**What is asked**
Each entry below must be repeated word for word.

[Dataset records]
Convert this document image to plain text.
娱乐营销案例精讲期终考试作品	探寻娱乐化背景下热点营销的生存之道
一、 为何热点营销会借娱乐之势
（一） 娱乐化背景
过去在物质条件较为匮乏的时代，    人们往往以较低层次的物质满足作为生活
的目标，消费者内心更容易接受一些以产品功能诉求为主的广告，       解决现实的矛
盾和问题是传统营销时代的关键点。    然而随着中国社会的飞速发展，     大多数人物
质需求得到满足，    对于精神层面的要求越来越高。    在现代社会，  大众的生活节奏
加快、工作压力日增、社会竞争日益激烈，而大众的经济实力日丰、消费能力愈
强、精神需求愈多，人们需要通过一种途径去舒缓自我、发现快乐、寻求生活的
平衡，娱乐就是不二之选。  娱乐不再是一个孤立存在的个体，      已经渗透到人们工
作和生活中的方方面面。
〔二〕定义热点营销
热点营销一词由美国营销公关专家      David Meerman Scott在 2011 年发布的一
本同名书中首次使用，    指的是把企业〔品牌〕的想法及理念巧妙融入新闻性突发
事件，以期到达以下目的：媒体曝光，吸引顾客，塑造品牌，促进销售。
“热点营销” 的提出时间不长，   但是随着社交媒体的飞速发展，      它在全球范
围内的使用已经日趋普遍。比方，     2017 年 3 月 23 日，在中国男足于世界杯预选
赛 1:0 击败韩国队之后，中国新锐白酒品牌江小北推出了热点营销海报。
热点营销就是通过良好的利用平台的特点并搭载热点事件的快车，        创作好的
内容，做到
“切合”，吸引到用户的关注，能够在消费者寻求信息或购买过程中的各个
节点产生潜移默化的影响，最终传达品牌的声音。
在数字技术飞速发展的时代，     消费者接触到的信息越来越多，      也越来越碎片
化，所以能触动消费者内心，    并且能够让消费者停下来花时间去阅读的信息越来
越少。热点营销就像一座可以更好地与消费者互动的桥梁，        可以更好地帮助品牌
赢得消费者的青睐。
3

**Result below**
Convert this document image to plain text.
娱乐营销案例精讲期终考试作品	探寻娱乐化背景下热点营销的生存之道
一、 为何热点营销会借娱乐之势
（一） 娱乐化背景
过去在物质条件较为匮乏的时代，    人们往往以较低层次的物质满足作为生活
的目标，消费者内心更容易接受一些以产品功能诉求为主的广告，       解决现实的矛
盾和问题是传统营销时代的关键点。    然而随着中国社会的飞速发展，     大多数人物
质需求得到满足，    对于精神层面的要求越来越高。    在现代社会，  大众的生活节奏
加快、工作压力日增、社会竞争日益激烈，而大众的经济实力日丰、消费能力愈
强、精神需求愈多，人们需要通过一种途径去舒缓自我、发现快乐、寻求生活的
平衡，娱乐就是不二之选。  娱乐不再是一个孤立存在的个体，      已经渗透到人们工
作和生活中的方方面面。
〔二〕定义热点营销
热点营销一词由美国营销公关专家      David Meerman Scott在 2011 年发布的一
本同名书中首次使用，    指的是把企业〔品牌〕的想法及理念巧妙融入新闻性突发
事件，以期到达以下目的：媒体曝光，吸引顾客，塑造品牌，促进销售。
“热点营销” 的提出时间不长，   但是随着社交媒体的飞速发展，      它在全球范
围内的使用已经日趋普遍。比方，     2017 年 3 月 23 日，在中国男足于世界杯预选
赛 1:0 击败韩国队之后，中国新锐白酒品牌江小北推出了热点营销海报。
热点营销就是通过良好的利用平台的特点并搭载热点事件的快车，        创作好的
内容，做到
“切合”，吸引到用户的关注，能够在消费者寻求信息或购买过程中的各个
节点产生潜移默化的影响，最终传达品牌的声音。
在数字技术飞速发展的时代，     消费者接触到的信息越来越多，      也越来越碎片
化，所以能触动消费者内心，    并且能够让消费者停下来花时间去阅读的信息越来
越少。热点营销就像一座可以更好地与消费者互动的桥梁，        可以更好地帮助品牌
赢得消费者的青睐。
3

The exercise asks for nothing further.